_EXERCISE DETAILS:_
Read the listing below and copy out every line that holds "JSON".

_DATASET EXCERPTS:_
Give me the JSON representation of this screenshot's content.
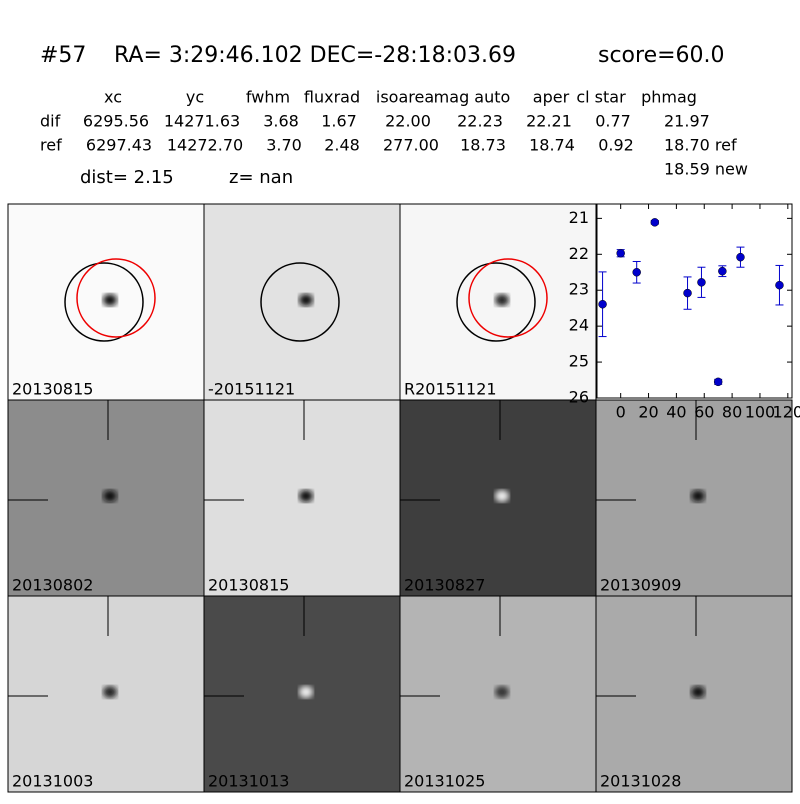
{
  "header": {
    "id": "#57",
    "coords": "RA= 3:29:46.102 DEC=-28:18:03.69",
    "score": "score=60.0"
  },
  "table": {
    "columns": [
      "xc",
      "yc",
      "fwhm",
      "fluxrad",
      "isoarea",
      "mag auto",
      "aper",
      "cl star",
      "phmag"
    ],
    "rows": [
      [
        "dif",
        "6295.56",
        "14271.63",
        "3.68",
        "1.67",
        "22.00",
        "22.23",
        "22.21",
        "0.77",
        "21.97"
      ],
      [
        "ref",
        "6297.43",
        "14272.70",
        "3.70",
        "2.48",
        "277.00",
        "18.73",
        "18.74",
        "0.92",
        "18.70 ref"
      ]
    ],
    "extra": "18.59 new"
  },
  "dist": "dist=  2.15",
  "z": "z=   nan",
  "panels": [
    {
      "label": "20130815",
      "bg": "#fafafa",
      "blob": "#111",
      "circles": [
        "#000",
        "#e00"
      ]
    },
    {
      "label": "-20151121",
      "bg": "#e2e2e2",
      "blob": "#111",
      "circles": [
        "#000"
      ]
    },
    {
      "label": "R20151121",
      "bg": "#f6f6f6",
      "blob": "#222",
      "circles": [
        "#000",
        "#e00"
      ]
    },
    null,
    {
      "label": "20130802",
      "bg": "#8c8c8c",
      "blob": "#111",
      "cross": true
    },
    {
      "label": "20130815",
      "bg": "#dedede",
      "blob": "#111",
      "cross": true,
      "labelColor": "#e00"
    },
    {
      "label": "20130827",
      "bg": "#3e3e3e",
      "blob": "#eee",
      "cross": true
    },
    {
      "label": "20130909",
      "bg": "#a2a2a2",
      "blob": "#111",
      "cross": true
    },
    {
      "label": "20131003",
      "bg": "#d6d6d6",
      "blob": "#222",
      "cross": true
    },
    {
      "label": "20131013",
      "bg": "#4a4a4a",
      "blob": "#eee",
      "cross": true
    },
    {
      "label": "20131025",
      "bg": "#b4b4b4",
      "blob": "#333",
      "cross": true
    },
    {
      "label": "20131028",
      "bg": "#aaaaaa",
      "blob": "#111",
      "cross": true
    }
  ],
  "chart_data": {
    "type": "scatter",
    "color": "#0000cc",
    "x": [
      -13,
      0,
      11.5,
      24.5,
      48,
      58,
      70,
      73,
      86,
      114
    ],
    "values": [
      23.39,
      21.97,
      22.5,
      21.11,
      23.08,
      22.78,
      25.55,
      22.47,
      22.08,
      22.86
    ],
    "errors": [
      0.9,
      0.1,
      0.3,
      0.05,
      0.45,
      0.42,
      0.07,
      0.15,
      0.28,
      0.55
    ],
    "xlim": [
      -17,
      123
    ],
    "xticks": [
      0,
      20,
      40,
      60,
      80,
      100,
      120
    ],
    "ylim": [
      26,
      20.6
    ],
    "yticks": [
      21,
      22,
      23,
      24,
      25,
      26
    ]
  }
}
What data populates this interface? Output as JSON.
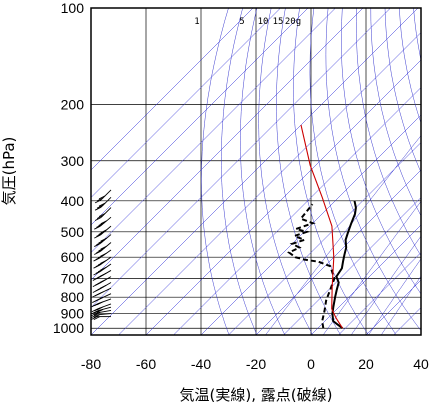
{
  "chart_data": {
    "type": "line",
    "title": "",
    "xlabel": "気温(実線), 露点(破線)",
    "ylabel": "気圧(hPa)",
    "xlim": [
      -80,
      40
    ],
    "ylim": [
      1050,
      100
    ],
    "y_scale": "log",
    "x_ticks": [
      "-80",
      "-60",
      "-40",
      "-20",
      "0",
      "20",
      "40"
    ],
    "y_ticks": [
      "100",
      "200",
      "300",
      "400",
      "500",
      "600",
      "700",
      "800",
      "900",
      "1000"
    ],
    "grid": true,
    "mixing_ratio_labels": [
      "1",
      "5",
      "10",
      "15",
      "20g"
    ],
    "series": [
      {
        "role": "temperature",
        "style": "solid",
        "color": "#000000",
        "points": [
          {
            "T": 9,
            "p": 1000
          },
          {
            "T": 6,
            "p": 975
          },
          {
            "T": 3,
            "p": 950
          },
          {
            "T": 0,
            "p": 900
          },
          {
            "T": -2,
            "p": 860
          },
          {
            "T": -5,
            "p": 800
          },
          {
            "T": -7,
            "p": 760
          },
          {
            "T": -9,
            "p": 720
          },
          {
            "T": -12,
            "p": 690
          },
          {
            "T": -13,
            "p": 650
          },
          {
            "T": -15,
            "p": 620
          },
          {
            "T": -17,
            "p": 590
          },
          {
            "T": -19,
            "p": 560
          },
          {
            "T": -22,
            "p": 530
          },
          {
            "T": -24,
            "p": 500
          },
          {
            "T": -26,
            "p": 470
          },
          {
            "T": -28,
            "p": 440
          },
          {
            "T": -30,
            "p": 420
          },
          {
            "T": -33,
            "p": 400
          }
        ]
      },
      {
        "role": "dewpoint",
        "style": "dashed",
        "color": "#000000",
        "points": [
          {
            "T": 2,
            "p": 1000
          },
          {
            "T": -1,
            "p": 950
          },
          {
            "T": -4,
            "p": 880
          },
          {
            "T": -7,
            "p": 820
          },
          {
            "T": -12,
            "p": 700
          },
          {
            "T": -18,
            "p": 640
          },
          {
            "T": -24,
            "p": 620
          },
          {
            "T": -30,
            "p": 610
          },
          {
            "T": -34,
            "p": 600
          },
          {
            "T": -38,
            "p": 580
          },
          {
            "T": -36,
            "p": 560
          },
          {
            "T": -40,
            "p": 545
          },
          {
            "T": -37,
            "p": 530
          },
          {
            "T": -42,
            "p": 515
          },
          {
            "T": -39,
            "p": 500
          },
          {
            "T": -44,
            "p": 490
          },
          {
            "T": -40,
            "p": 470
          },
          {
            "T": -46,
            "p": 455
          },
          {
            "T": -47,
            "p": 410
          }
        ]
      },
      {
        "role": "parcel",
        "style": "solid",
        "color": "#cc0000",
        "points": [
          {
            "T": 9,
            "p": 1000
          },
          {
            "T": 3,
            "p": 930
          },
          {
            "T": -2,
            "p": 870
          },
          {
            "T": -10,
            "p": 740
          },
          {
            "T": -20,
            "p": 600
          },
          {
            "T": -32,
            "p": 480
          },
          {
            "T": -46,
            "p": 390
          },
          {
            "T": -62,
            "p": 310
          },
          {
            "T": -80,
            "p": 232
          }
        ]
      }
    ],
    "wind_barbs": [
      {
        "p": 920,
        "dir": 270,
        "kt": 15
      },
      {
        "p": 900,
        "dir": 265,
        "kt": 20
      },
      {
        "p": 880,
        "dir": 260,
        "kt": 20
      },
      {
        "p": 860,
        "dir": 255,
        "kt": 25
      },
      {
        "p": 840,
        "dir": 250,
        "kt": 25
      },
      {
        "p": 810,
        "dir": 250,
        "kt": 30
      },
      {
        "p": 780,
        "dir": 245,
        "kt": 30
      },
      {
        "p": 750,
        "dir": 245,
        "kt": 30
      },
      {
        "p": 720,
        "dir": 240,
        "kt": 35
      },
      {
        "p": 690,
        "dir": 240,
        "kt": 35
      },
      {
        "p": 660,
        "dir": 240,
        "kt": 35
      },
      {
        "p": 630,
        "dir": 235,
        "kt": 35
      },
      {
        "p": 600,
        "dir": 235,
        "kt": 35
      },
      {
        "p": 570,
        "dir": 235,
        "kt": 35
      },
      {
        "p": 540,
        "dir": 230,
        "kt": 40
      },
      {
        "p": 510,
        "dir": 230,
        "kt": 40
      },
      {
        "p": 480,
        "dir": 230,
        "kt": 35
      },
      {
        "p": 450,
        "dir": 230,
        "kt": 35
      },
      {
        "p": 420,
        "dir": 225,
        "kt": 30
      },
      {
        "p": 390,
        "dir": 225,
        "kt": 30
      },
      {
        "p": 370,
        "dir": 225,
        "kt": 25
      }
    ]
  }
}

_OUTPUT:_
Give me the JSON representation of this screenshot's content.
What data populates this interface? Output as JSON.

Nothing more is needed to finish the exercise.